▶ **Recorded data**
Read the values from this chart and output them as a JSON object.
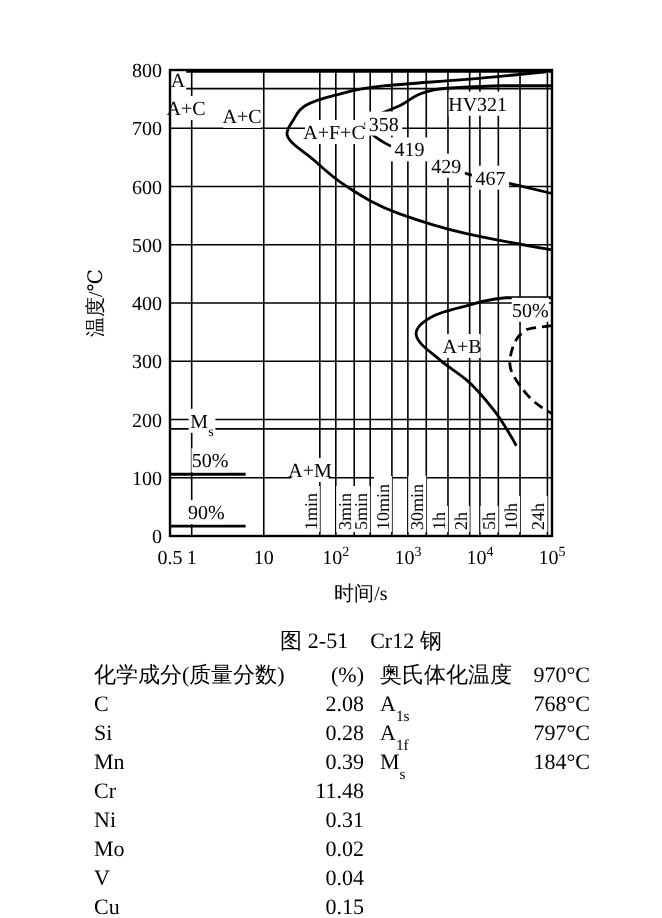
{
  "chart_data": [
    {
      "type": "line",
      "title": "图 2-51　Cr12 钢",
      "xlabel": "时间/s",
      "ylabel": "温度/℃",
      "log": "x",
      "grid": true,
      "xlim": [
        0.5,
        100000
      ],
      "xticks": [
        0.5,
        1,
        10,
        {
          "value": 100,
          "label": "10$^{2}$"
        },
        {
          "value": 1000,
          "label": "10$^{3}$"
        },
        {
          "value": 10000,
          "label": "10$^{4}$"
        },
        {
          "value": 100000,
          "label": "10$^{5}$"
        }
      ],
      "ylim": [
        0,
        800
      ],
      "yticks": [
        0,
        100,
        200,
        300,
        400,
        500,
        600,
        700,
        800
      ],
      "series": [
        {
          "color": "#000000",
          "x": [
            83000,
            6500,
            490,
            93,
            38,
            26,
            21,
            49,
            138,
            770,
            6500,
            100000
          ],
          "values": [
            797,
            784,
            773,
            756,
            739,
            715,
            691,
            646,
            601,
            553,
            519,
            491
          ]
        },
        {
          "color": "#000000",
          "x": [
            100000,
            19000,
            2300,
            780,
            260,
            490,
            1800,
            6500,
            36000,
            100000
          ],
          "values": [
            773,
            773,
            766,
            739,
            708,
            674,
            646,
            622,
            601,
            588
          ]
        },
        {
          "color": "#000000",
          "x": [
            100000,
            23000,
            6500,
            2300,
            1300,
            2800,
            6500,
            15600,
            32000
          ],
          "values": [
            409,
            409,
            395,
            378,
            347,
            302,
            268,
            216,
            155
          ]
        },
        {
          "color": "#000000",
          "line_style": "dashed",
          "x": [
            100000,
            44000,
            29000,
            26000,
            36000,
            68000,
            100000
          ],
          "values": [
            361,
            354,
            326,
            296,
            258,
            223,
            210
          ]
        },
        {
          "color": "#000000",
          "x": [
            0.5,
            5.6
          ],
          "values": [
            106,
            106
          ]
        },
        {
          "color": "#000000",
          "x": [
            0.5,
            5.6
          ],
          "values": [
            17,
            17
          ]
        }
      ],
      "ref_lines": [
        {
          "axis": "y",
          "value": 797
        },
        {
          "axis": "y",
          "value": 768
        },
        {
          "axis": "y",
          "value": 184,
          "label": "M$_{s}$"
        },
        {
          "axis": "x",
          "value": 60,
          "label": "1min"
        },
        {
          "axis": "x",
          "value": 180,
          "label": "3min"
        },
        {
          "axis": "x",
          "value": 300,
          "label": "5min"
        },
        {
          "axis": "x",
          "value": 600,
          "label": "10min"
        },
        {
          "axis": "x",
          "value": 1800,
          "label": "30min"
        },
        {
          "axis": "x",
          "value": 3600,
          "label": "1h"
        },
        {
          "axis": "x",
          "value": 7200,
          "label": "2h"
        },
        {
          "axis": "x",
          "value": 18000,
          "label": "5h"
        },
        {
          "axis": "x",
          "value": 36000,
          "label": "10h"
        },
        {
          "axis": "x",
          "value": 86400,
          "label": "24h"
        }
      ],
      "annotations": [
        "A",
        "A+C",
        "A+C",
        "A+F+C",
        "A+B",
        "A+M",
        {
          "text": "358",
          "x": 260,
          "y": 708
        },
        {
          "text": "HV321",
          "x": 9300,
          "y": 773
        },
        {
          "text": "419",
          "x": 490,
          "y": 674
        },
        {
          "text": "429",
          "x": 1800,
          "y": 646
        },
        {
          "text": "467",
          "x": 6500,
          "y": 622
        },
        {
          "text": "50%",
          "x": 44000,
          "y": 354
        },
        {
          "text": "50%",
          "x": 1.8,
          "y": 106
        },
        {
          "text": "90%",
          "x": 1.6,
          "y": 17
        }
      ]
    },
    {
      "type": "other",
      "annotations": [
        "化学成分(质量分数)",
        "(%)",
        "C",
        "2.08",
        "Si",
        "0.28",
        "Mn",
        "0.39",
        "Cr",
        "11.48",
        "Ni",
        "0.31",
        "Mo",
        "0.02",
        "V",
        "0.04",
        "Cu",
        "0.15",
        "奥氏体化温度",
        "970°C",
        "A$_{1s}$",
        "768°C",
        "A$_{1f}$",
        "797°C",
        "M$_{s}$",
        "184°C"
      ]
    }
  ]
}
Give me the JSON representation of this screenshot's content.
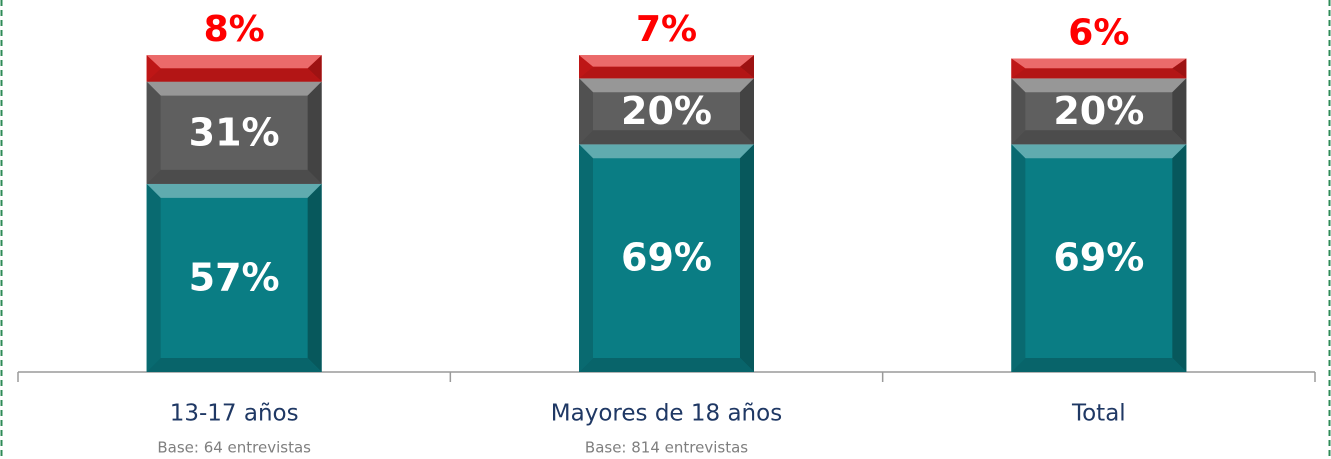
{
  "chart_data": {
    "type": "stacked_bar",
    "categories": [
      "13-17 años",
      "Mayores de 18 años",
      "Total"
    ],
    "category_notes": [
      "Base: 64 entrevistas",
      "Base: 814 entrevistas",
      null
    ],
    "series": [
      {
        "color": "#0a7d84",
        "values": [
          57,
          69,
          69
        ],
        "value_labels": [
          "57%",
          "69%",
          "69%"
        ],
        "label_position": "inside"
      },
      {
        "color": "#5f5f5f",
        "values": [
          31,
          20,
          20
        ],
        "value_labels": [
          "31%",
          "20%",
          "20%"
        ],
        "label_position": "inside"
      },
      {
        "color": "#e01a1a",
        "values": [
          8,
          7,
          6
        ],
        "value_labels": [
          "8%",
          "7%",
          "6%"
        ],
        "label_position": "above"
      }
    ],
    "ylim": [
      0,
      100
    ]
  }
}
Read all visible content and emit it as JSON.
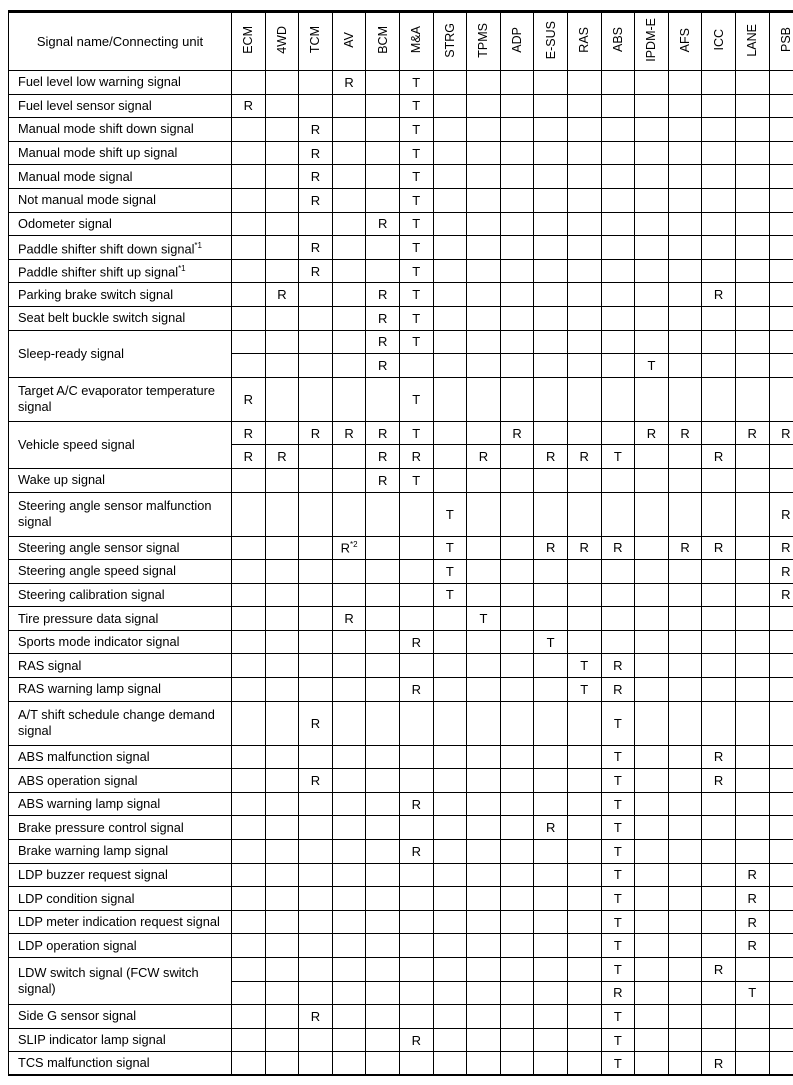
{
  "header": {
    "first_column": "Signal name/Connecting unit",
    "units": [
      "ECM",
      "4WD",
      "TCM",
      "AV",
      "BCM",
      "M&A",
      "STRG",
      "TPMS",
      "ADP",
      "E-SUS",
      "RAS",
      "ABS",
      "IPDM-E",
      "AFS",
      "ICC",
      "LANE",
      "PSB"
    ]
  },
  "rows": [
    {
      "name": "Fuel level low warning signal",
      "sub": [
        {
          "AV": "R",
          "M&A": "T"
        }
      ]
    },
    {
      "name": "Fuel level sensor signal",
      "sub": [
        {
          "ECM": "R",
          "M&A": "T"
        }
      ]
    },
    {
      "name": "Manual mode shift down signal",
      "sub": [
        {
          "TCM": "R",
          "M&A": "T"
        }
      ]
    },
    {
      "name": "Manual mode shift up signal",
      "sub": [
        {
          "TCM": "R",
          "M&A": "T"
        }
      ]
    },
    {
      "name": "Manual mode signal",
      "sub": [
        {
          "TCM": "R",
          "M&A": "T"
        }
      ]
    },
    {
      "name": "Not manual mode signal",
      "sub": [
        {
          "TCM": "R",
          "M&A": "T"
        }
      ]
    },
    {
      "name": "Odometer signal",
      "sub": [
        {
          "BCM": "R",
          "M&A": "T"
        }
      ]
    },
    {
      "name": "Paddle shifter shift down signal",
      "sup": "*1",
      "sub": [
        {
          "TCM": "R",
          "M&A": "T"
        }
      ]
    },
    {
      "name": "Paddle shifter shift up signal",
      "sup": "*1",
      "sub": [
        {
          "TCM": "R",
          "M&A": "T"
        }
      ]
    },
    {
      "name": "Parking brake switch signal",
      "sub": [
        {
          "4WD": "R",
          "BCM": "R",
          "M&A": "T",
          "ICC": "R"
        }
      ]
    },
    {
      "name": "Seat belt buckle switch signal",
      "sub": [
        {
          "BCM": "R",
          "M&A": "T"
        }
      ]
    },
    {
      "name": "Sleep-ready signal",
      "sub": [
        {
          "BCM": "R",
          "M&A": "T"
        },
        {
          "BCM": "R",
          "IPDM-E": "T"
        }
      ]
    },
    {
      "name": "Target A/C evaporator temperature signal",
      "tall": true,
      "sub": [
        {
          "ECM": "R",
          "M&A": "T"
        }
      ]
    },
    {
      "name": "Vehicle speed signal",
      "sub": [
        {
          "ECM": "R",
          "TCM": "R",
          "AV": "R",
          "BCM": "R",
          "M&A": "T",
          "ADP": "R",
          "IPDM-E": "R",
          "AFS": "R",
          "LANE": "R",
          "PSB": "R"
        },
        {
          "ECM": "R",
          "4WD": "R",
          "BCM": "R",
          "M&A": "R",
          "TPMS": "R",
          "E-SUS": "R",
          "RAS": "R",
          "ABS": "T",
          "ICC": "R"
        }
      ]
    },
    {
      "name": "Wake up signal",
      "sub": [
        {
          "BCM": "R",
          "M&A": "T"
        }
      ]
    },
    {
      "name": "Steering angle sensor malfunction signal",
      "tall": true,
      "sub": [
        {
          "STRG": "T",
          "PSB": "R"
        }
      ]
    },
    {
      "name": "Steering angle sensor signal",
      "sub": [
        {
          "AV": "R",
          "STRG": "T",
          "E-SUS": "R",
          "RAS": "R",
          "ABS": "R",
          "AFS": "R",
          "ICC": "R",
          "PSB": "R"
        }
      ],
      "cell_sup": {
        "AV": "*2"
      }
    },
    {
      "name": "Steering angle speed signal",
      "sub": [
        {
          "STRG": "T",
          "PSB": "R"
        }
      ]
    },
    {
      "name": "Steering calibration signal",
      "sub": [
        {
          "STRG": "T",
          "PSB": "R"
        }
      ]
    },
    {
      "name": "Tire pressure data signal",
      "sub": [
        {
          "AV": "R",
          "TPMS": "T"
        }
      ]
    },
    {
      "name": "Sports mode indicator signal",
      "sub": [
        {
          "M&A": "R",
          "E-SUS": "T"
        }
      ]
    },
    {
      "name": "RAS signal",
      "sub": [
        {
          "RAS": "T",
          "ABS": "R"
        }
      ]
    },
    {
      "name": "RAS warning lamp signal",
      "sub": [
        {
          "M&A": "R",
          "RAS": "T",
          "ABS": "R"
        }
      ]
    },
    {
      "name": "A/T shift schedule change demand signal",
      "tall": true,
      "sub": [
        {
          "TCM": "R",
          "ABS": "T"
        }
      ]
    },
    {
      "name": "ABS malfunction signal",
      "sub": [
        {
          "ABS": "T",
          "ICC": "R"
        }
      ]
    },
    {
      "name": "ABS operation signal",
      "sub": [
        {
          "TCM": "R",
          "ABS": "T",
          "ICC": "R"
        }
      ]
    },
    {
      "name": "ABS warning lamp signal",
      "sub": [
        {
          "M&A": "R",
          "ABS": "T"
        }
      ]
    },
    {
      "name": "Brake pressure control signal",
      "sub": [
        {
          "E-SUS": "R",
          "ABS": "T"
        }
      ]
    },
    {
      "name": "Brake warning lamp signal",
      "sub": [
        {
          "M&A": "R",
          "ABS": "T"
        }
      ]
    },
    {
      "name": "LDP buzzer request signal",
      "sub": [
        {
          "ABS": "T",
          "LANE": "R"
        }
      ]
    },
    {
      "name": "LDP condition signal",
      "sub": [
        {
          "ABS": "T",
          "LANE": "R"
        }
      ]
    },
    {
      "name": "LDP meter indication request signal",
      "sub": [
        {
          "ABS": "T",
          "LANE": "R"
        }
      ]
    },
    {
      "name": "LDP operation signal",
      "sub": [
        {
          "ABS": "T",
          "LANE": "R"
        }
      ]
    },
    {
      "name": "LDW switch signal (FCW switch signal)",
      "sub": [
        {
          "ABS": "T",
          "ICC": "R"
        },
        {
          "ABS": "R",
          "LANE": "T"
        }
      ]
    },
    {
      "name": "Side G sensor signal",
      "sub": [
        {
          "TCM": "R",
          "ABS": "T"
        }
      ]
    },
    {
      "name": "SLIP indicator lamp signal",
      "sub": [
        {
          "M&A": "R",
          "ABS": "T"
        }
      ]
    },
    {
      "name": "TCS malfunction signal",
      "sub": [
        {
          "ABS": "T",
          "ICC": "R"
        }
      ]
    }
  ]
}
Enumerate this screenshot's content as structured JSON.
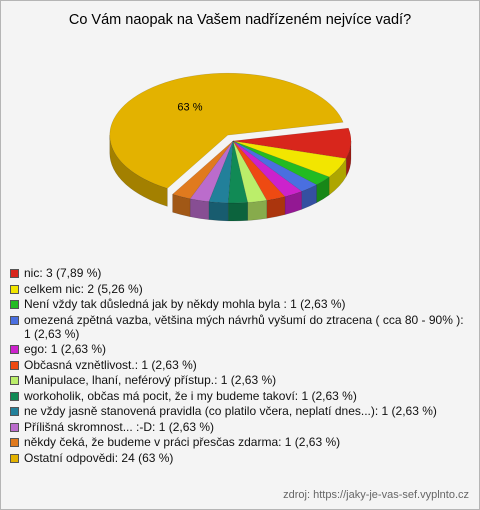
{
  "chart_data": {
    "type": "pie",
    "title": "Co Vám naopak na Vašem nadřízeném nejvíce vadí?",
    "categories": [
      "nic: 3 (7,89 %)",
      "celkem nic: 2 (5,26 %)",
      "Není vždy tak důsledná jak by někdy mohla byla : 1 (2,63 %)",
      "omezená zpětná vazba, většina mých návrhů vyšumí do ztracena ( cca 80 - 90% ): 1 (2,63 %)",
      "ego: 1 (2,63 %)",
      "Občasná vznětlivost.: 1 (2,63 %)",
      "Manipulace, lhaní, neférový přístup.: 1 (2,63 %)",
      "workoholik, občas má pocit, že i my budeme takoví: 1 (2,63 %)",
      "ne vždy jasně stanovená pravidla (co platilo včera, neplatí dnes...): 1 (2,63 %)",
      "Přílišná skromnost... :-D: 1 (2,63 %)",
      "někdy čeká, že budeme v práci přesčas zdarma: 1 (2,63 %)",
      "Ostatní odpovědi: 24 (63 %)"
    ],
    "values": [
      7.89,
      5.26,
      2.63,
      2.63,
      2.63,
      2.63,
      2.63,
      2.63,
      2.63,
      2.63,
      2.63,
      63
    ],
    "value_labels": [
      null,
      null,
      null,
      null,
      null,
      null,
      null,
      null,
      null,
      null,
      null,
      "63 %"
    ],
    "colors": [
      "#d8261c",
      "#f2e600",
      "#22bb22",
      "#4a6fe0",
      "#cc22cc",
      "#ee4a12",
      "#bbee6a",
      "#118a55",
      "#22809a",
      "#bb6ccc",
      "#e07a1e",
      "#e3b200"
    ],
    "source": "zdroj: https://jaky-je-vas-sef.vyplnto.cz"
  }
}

▶ **Problem to work on**
List the lines of the entries that include "někdy".

▶ **Answer for the task**
      "Není vždy tak důsledná jak by někdy mohla byla : 1 (2,63 %)",
      "někdy čeká, že budeme v práci přesčas zdarma: 1 (2,63 %)",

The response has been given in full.